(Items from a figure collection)
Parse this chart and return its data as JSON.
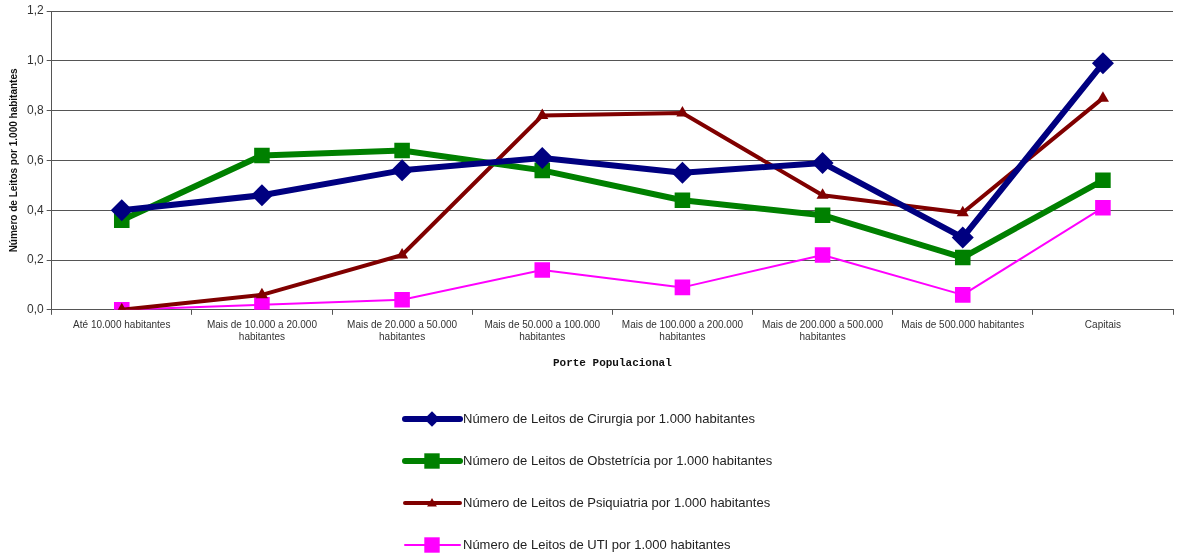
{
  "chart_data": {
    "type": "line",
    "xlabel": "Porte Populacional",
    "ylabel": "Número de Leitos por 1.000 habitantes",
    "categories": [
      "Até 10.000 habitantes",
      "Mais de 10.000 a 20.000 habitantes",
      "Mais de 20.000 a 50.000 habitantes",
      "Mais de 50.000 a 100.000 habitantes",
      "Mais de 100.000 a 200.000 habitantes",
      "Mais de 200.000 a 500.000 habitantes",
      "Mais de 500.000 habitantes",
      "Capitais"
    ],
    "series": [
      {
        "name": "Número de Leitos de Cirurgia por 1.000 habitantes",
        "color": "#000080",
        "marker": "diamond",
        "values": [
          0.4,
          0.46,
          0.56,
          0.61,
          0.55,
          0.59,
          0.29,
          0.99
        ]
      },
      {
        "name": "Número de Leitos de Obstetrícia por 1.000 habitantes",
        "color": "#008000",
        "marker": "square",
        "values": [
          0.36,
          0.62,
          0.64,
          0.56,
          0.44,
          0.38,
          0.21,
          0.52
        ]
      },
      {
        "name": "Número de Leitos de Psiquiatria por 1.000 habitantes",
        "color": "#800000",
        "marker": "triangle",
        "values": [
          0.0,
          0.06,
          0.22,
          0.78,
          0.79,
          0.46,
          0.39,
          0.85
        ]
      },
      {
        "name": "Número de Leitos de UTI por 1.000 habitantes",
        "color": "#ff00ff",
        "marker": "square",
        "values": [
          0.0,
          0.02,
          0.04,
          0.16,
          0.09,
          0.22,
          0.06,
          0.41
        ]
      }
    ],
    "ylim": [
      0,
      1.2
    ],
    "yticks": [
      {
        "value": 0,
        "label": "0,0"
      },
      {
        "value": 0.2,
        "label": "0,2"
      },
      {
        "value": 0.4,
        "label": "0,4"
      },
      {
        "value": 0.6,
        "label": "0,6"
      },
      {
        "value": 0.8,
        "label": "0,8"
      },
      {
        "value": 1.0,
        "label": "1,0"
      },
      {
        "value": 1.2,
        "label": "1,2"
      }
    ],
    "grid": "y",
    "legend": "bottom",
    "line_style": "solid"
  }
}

Instruction: Filter the data, keeping only the lines that contain "Mais".

Solution:
      "Mais de 10.000 a 20.000 habitantes",
      "Mais de 20.000 a 50.000 habitantes",
      "Mais de 50.000 a 100.000 habitantes",
      "Mais de 100.000 a 200.000 habitantes",
      "Mais de 200.000 a 500.000 habitantes",
      "Mais de 500.000 habitantes",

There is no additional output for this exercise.